▶ _Data for this task_:

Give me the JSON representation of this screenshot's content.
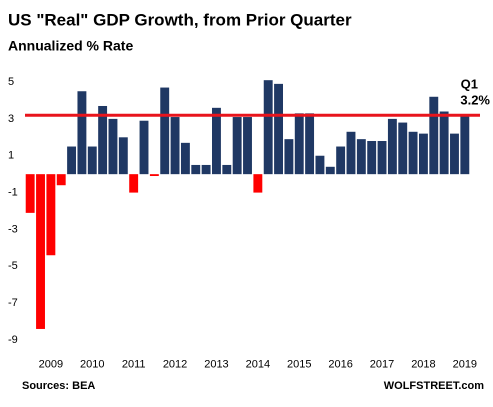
{
  "chart_data": {
    "type": "bar",
    "title": "US \"Real\" GDP Growth, from Prior Quarter",
    "subtitle": "Annualized % Rate",
    "source": "Sources: BEA",
    "credit": "WOLFSTREET.com",
    "categories": [
      null,
      null,
      "2009",
      null,
      null,
      null,
      "2010",
      null,
      null,
      null,
      "2011",
      null,
      null,
      null,
      "2012",
      null,
      null,
      null,
      "2013",
      null,
      null,
      null,
      "2014",
      null,
      null,
      null,
      "2015",
      null,
      null,
      null,
      "2016",
      null,
      null,
      null,
      "2017",
      null,
      null,
      null,
      "2018",
      null,
      null,
      null,
      "2019"
    ],
    "values": [
      -2.1,
      -8.4,
      -4.4,
      -0.6,
      1.5,
      4.5,
      1.5,
      3.7,
      3.0,
      2.0,
      -1.0,
      2.9,
      -0.1,
      4.7,
      3.1,
      1.7,
      0.5,
      0.5,
      3.6,
      0.5,
      3.1,
      3.1,
      -1.0,
      5.1,
      4.9,
      1.9,
      3.3,
      3.3,
      1.0,
      0.4,
      1.5,
      2.3,
      1.9,
      1.8,
      1.8,
      3.0,
      2.8,
      2.3,
      2.2,
      4.2,
      3.4,
      2.2,
      3.2
    ],
    "color": "#1f3864",
    "negative_color": "#ff0000",
    "ylim": [
      -9.9,
      6
    ],
    "yticks": [
      5,
      3,
      1,
      -1,
      -3,
      -5,
      -7,
      -9
    ],
    "grid": false,
    "reference_line": {
      "value": 3.2,
      "name": "Q1",
      "label": "3.2%",
      "color": "#e8141c"
    }
  }
}
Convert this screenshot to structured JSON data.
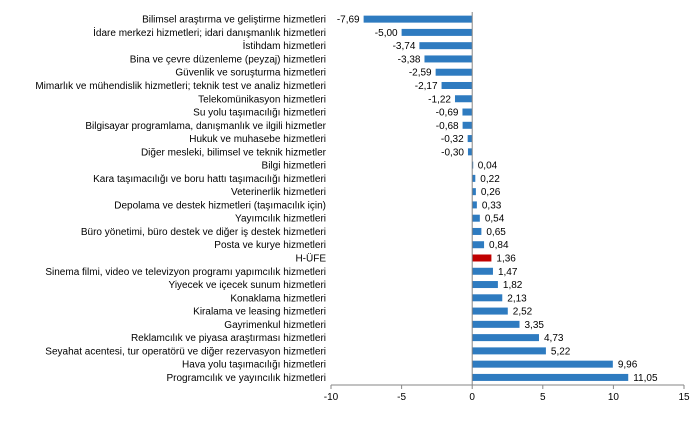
{
  "chart_data": {
    "type": "bar",
    "orientation": "horizontal",
    "categories": [
      "Bilimsel araştırma ve geliştirme hizmetleri",
      "İdare merkezi hizmetleri; idari danışmanlık hizmetleri",
      "İstihdam hizmetleri",
      "Bina ve çevre düzenleme (peyzaj) hizmetleri",
      "Güvenlik ve soruşturma hizmetleri",
      "Mimarlık ve mühendislik hizmetleri; teknik test ve analiz hizmetleri",
      "Telekomünikasyon hizmetleri",
      "Su yolu taşımacılığı hizmetleri",
      "Bilgisayar programlama, danışmanlık ve ilgili hizmetler",
      "Hukuk ve muhasebe hizmetleri",
      "Diğer mesleki, bilimsel ve teknik hizmetler",
      "Bilgi hizmetleri",
      "Kara taşımacılığı ve boru hattı taşımacılığı hizmetleri",
      "Veterinerlik hizmetleri",
      "Depolama ve destek hizmetleri (taşımacılık için)",
      "Yayımcılık hizmetleri",
      "Büro yönetimi, büro destek ve diğer iş destek hizmetleri",
      "Posta ve kurye hizmetleri",
      "H-ÜFE",
      "Sinema filmi, video ve televizyon programı yapımcılık hizmetleri",
      "Yiyecek ve içecek sunum hizmetleri",
      "Konaklama hizmetleri",
      "Kiralama ve leasing hizmetleri",
      "Gayrimenkul hizmetleri",
      "Reklamcılık ve piyasa araştırması hizmetleri",
      "Seyahat acentesi, tur operatörü ve diğer rezervasyon hizmetleri",
      "Hava yolu taşımacılığı hizmetleri",
      "Programcılık ve yayıncılık hizmetleri"
    ],
    "values": [
      -7.69,
      -5.0,
      -3.74,
      -3.38,
      -2.59,
      -2.17,
      -1.22,
      -0.69,
      -0.68,
      -0.32,
      -0.3,
      0.04,
      0.22,
      0.26,
      0.33,
      0.54,
      0.65,
      0.84,
      1.36,
      1.47,
      1.82,
      2.13,
      2.52,
      3.35,
      4.73,
      5.22,
      9.96,
      11.05
    ],
    "value_labels": [
      "-7,69",
      "-5,00",
      "-3,74",
      "-3,38",
      "-2,59",
      "-2,17",
      "-1,22",
      "-0,69",
      "-0,68",
      "-0,32",
      "-0,30",
      "0,04",
      "0,22",
      "0,26",
      "0,33",
      "0,54",
      "0,65",
      "0,84",
      "1,36",
      "1,47",
      "1,82",
      "2,13",
      "2,52",
      "3,35",
      "4,73",
      "5,22",
      "9,96",
      "11,05"
    ],
    "highlight_category": "H-ÜFE",
    "xlim": [
      -10,
      15
    ],
    "xticks": [
      -10,
      -5,
      0,
      5,
      10,
      15
    ],
    "grid": false,
    "colors": {
      "bar": "#2e7bc0",
      "highlight": "#c00000"
    }
  }
}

▶ _Task_:
Give an exact reproduction of every line, leaving out any picture.

▶ _Answer to the task_:
Give me the JSON representation of this screenshot's content.
{
  "chart_data": {
    "type": "bar",
    "title": "US \"Real\" GDP Growth, from Prior Quarter",
    "subtitle": "Annualized % Rate",
    "source": "Sources: BEA",
    "credit": "WOLFSTREET.com",
    "categories": [
      null,
      null,
      "2009",
      null,
      null,
      null,
      "2010",
      null,
      null,
      null,
      "2011",
      null,
      null,
      null,
      "2012",
      null,
      null,
      null,
      "2013",
      null,
      null,
      null,
      "2014",
      null,
      null,
      null,
      "2015",
      null,
      null,
      null,
      "2016",
      null,
      null,
      null,
      "2017",
      null,
      null,
      null,
      "2018",
      null,
      null,
      null,
      "2019"
    ],
    "values": [
      -2.1,
      -8.4,
      -4.4,
      -0.6,
      1.5,
      4.5,
      1.5,
      3.7,
      3.0,
      2.0,
      -1.0,
      2.9,
      -0.1,
      4.7,
      3.1,
      1.7,
      0.5,
      0.5,
      3.6,
      0.5,
      3.1,
      3.1,
      -1.0,
      5.1,
      4.9,
      1.9,
      3.3,
      3.3,
      1.0,
      0.4,
      1.5,
      2.3,
      1.9,
      1.8,
      1.8,
      3.0,
      2.8,
      2.3,
      2.2,
      4.2,
      3.4,
      2.2,
      3.2
    ],
    "color": "#1f3864",
    "negative_color": "#ff0000",
    "ylim": [
      -9.9,
      6
    ],
    "yticks": [
      5,
      3,
      1,
      -1,
      -3,
      -5,
      -7,
      -9
    ],
    "grid": false,
    "reference_line": {
      "value": 3.2,
      "name": "Q1",
      "label": "3.2%",
      "color": "#e8141c"
    }
  }
}
Convert this screenshot to structured JSON data.
{
  "chart_data": {
    "type": "bar",
    "orientation": "horizontal",
    "categories": [
      "Bilimsel araştırma ve geliştirme hizmetleri",
      "İdare merkezi hizmetleri; idari danışmanlık hizmetleri",
      "İstihdam hizmetleri",
      "Bina ve çevre düzenleme (peyzaj) hizmetleri",
      "Güvenlik ve soruşturma hizmetleri",
      "Mimarlık ve mühendislik hizmetleri; teknik test ve analiz hizmetleri",
      "Telekomünikasyon hizmetleri",
      "Su yolu taşımacılığı hizmetleri",
      "Bilgisayar programlama, danışmanlık ve ilgili hizmetler",
      "Hukuk ve muhasebe hizmetleri",
      "Diğer mesleki, bilimsel ve teknik hizmetler",
      "Bilgi hizmetleri",
      "Kara taşımacılığı ve boru hattı taşımacılığı hizmetleri",
      "Veterinerlik hizmetleri",
      "Depolama ve destek hizmetleri (taşımacılık için)",
      "Yayımcılık hizmetleri",
      "Büro yönetimi, büro destek ve diğer iş destek hizmetleri",
      "Posta ve kurye hizmetleri",
      "H-ÜFE",
      "Sinema filmi, video ve televizyon programı yapımcılık hizmetleri",
      "Yiyecek ve içecek sunum hizmetleri",
      "Konaklama hizmetleri",
      "Kiralama ve leasing hizmetleri",
      "Gayrimenkul hizmetleri",
      "Reklamcılık ve piyasa araştırması hizmetleri",
      "Seyahat acentesi, tur operatörü ve diğer rezervasyon hizmetleri",
      "Hava yolu taşımacılığı hizmetleri",
      "Programcılık ve yayıncılık hizmetleri"
    ],
    "values": [
      -7.69,
      -5.0,
      -3.74,
      -3.38,
      -2.59,
      -2.17,
      -1.22,
      -0.69,
      -0.68,
      -0.32,
      -0.3,
      0.04,
      0.22,
      0.26,
      0.33,
      0.54,
      0.65,
      0.84,
      1.36,
      1.47,
      1.82,
      2.13,
      2.52,
      3.35,
      4.73,
      5.22,
      9.96,
      11.05
    ],
    "value_labels": [
      "-7,69",
      "-5,00",
      "-3,74",
      "-3,38",
      "-2,59",
      "-2,17",
      "-1,22",
      "-0,69",
      "-0,68",
      "-0,32",
      "-0,30",
      "0,04",
      "0,22",
      "0,26",
      "0,33",
      "0,54",
      "0,65",
      "0,84",
      "1,36",
      "1,47",
      "1,82",
      "2,13",
      "2,52",
      "3,35",
      "4,73",
      "5,22",
      "9,96",
      "11,05"
    ],
    "highlight_category": "H-ÜFE",
    "xlim": [
      -10,
      15
    ],
    "xticks": [
      -10,
      -5,
      0,
      5,
      10,
      15
    ],
    "grid": false,
    "colors": {
      "bar": "#2e7bc0",
      "highlight": "#c00000"
    }
  }
}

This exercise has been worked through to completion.